→ WRITTEN INSTRUCTION
Reproduce the following records exactly from the line containing "Extract all readable text from this page." onward, ending with the last line and including it.

→ GIVEN INFORMATION
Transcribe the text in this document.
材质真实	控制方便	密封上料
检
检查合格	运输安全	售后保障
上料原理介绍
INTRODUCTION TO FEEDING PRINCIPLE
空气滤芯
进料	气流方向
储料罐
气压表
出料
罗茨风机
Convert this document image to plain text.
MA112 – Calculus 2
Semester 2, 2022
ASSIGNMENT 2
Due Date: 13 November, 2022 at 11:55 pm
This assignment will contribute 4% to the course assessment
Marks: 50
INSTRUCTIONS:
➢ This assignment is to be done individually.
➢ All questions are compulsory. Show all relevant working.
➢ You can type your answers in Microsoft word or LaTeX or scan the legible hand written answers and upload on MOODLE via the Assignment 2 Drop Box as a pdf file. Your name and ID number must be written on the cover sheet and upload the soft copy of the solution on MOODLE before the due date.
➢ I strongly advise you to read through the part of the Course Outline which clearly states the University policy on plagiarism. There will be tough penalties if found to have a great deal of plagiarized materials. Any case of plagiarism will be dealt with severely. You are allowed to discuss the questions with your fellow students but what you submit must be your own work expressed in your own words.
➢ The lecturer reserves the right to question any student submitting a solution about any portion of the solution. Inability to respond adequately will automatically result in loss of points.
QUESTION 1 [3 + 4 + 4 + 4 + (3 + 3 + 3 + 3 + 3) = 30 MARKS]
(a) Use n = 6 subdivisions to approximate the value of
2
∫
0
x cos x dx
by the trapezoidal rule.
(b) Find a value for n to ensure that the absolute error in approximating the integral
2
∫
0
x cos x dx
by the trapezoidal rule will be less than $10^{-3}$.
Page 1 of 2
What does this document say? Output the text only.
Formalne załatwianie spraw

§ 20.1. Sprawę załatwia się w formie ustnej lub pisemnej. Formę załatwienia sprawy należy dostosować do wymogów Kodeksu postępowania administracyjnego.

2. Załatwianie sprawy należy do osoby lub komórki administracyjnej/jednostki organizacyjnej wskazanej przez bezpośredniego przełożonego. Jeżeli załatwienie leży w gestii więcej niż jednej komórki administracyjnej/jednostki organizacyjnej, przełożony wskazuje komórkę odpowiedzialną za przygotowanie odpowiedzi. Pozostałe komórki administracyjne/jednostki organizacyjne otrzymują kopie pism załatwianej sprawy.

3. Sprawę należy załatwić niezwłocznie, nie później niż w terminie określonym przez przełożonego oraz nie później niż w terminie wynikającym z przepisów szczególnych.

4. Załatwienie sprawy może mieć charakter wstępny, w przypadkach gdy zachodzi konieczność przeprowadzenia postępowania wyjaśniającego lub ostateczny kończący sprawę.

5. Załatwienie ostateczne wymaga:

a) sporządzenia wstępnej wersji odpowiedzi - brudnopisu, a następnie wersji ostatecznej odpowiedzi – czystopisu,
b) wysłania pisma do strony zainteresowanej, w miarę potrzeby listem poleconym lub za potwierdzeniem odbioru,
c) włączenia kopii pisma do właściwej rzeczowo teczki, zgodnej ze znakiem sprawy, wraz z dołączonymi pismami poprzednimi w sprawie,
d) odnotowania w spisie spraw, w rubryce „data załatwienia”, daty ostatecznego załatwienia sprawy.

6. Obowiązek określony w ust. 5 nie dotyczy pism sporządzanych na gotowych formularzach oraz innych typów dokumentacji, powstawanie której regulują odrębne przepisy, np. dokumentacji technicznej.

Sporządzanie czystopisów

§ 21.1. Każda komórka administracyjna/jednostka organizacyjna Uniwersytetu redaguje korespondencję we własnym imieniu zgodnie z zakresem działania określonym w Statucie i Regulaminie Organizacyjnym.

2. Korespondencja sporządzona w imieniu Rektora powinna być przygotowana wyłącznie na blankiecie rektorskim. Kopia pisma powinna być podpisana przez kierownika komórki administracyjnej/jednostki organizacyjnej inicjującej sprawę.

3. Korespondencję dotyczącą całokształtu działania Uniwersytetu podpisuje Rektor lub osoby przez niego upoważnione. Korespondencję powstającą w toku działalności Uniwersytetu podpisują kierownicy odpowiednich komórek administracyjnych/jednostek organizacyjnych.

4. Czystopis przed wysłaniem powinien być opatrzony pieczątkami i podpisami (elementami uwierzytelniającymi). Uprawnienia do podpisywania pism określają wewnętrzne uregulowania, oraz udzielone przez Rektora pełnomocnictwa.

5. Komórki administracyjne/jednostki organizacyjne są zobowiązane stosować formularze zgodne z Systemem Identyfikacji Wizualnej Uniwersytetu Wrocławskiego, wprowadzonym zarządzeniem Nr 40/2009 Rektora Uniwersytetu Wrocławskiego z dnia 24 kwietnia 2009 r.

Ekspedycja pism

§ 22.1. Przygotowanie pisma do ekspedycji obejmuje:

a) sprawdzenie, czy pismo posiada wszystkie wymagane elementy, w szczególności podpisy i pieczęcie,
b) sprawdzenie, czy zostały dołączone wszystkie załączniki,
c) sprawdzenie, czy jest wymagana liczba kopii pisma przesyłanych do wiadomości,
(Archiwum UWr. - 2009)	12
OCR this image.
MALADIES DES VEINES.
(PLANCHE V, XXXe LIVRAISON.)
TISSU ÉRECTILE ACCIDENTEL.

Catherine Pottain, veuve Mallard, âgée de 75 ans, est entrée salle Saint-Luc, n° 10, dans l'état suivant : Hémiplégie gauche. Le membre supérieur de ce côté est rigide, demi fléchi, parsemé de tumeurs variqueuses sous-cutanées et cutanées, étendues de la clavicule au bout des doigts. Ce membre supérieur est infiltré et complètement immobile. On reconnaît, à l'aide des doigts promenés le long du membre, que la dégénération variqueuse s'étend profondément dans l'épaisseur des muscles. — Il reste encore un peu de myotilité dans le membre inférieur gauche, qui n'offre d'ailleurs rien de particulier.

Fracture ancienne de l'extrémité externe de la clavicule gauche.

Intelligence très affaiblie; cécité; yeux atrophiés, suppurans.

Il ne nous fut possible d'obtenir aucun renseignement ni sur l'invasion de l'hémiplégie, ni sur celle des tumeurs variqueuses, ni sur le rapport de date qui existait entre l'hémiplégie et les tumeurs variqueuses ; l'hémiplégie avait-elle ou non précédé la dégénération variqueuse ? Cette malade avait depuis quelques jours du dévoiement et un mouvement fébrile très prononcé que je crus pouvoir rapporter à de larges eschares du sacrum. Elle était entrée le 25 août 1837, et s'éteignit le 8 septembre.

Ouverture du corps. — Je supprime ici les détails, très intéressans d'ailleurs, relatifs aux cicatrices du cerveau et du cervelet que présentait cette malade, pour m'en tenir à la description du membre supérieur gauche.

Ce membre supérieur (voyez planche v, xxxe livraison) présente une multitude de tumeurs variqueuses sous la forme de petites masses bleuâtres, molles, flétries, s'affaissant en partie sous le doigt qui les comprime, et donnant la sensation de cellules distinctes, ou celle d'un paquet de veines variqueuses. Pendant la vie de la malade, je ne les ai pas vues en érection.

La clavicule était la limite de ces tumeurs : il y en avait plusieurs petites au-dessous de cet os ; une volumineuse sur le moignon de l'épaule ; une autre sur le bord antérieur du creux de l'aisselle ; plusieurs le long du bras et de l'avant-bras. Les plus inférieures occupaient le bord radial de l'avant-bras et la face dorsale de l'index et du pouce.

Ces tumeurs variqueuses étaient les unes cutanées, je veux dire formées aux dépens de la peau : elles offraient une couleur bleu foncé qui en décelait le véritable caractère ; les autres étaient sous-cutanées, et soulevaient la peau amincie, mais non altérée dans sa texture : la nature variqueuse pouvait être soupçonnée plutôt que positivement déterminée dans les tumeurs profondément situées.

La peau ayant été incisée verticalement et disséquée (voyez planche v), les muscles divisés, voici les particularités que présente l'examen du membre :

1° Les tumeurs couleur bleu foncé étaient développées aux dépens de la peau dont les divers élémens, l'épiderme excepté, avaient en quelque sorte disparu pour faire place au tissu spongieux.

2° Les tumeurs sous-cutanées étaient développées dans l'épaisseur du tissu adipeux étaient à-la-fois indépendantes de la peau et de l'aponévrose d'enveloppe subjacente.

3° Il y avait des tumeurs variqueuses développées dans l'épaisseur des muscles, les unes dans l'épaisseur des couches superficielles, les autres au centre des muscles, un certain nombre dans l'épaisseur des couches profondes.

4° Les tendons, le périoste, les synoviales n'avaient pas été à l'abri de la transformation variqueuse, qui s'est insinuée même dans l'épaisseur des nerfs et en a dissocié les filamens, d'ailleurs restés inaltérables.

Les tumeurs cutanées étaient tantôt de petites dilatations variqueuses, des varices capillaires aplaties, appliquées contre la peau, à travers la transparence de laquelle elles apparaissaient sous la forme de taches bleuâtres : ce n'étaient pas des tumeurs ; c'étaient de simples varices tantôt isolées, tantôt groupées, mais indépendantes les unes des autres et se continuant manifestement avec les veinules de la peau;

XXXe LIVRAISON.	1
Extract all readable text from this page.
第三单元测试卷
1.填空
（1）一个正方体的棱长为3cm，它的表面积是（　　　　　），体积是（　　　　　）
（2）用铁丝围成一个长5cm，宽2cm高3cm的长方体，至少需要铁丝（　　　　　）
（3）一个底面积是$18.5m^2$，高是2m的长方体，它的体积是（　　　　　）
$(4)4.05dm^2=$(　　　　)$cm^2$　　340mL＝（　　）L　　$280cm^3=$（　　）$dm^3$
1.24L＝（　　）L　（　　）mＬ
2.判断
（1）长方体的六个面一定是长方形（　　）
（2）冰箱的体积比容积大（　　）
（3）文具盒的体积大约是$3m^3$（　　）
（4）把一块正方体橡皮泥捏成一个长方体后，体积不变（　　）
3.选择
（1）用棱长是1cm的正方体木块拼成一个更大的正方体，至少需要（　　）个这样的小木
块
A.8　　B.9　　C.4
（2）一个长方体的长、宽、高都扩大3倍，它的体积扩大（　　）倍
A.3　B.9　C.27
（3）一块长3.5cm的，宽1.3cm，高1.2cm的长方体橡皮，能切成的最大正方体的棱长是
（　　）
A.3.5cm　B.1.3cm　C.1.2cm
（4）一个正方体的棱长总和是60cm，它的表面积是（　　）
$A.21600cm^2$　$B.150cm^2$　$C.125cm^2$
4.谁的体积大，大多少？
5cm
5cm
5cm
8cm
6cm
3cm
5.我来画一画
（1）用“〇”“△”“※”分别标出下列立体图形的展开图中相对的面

→ RESPONSE FOR THIS EXERCISE
Extract all readable text from this page.
第三单元测试卷
1.填空
（1）一个正方体的棱长为3cm，它的表面积是（　　　　　），体积是（　　　　　）
（2）用铁丝围成一个长5cm，宽2cm高3cm的长方体，至少需要铁丝（　　　　　）
（3）一个底面积是$18.5m^2$，高是2m的长方体，它的体积是（　　　　　）
$(4)4.05dm^2=$(　　　　)$cm^2$　　340mL＝（　　）L　　$280cm^3=$（　　）$dm^3$
1.24L＝（　　）L　（　　）mＬ
2.判断
（1）长方体的六个面一定是长方形（　　）
（2）冰箱的体积比容积大（　　）
（3）文具盒的体积大约是$3m^3$（　　）
（4）把一块正方体橡皮泥捏成一个长方体后，体积不变（　　）
3.选择
（1）用棱长是1cm的正方体木块拼成一个更大的正方体，至少需要（　　）个这样的小木
块
A.8　　B.9　　C.4
（2）一个长方体的长、宽、高都扩大3倍，它的体积扩大（　　）倍
A.3　B.9　C.27
（3）一块长3.5cm的，宽1.3cm，高1.2cm的长方体橡皮，能切成的最大正方体的棱长是
（　　）
A.3.5cm　B.1.3cm　C.1.2cm
（4）一个正方体的棱长总和是60cm，它的表面积是（　　）
$A.21600cm^2$　$B.150cm^2$　$C.125cm^2$
4.谁的体积大，大多少？
5cm
5cm
5cm
8cm
6cm
3cm
5.我来画一画
（1）用“〇”“△”“※”分别标出下列立体图形的展开图中相对的面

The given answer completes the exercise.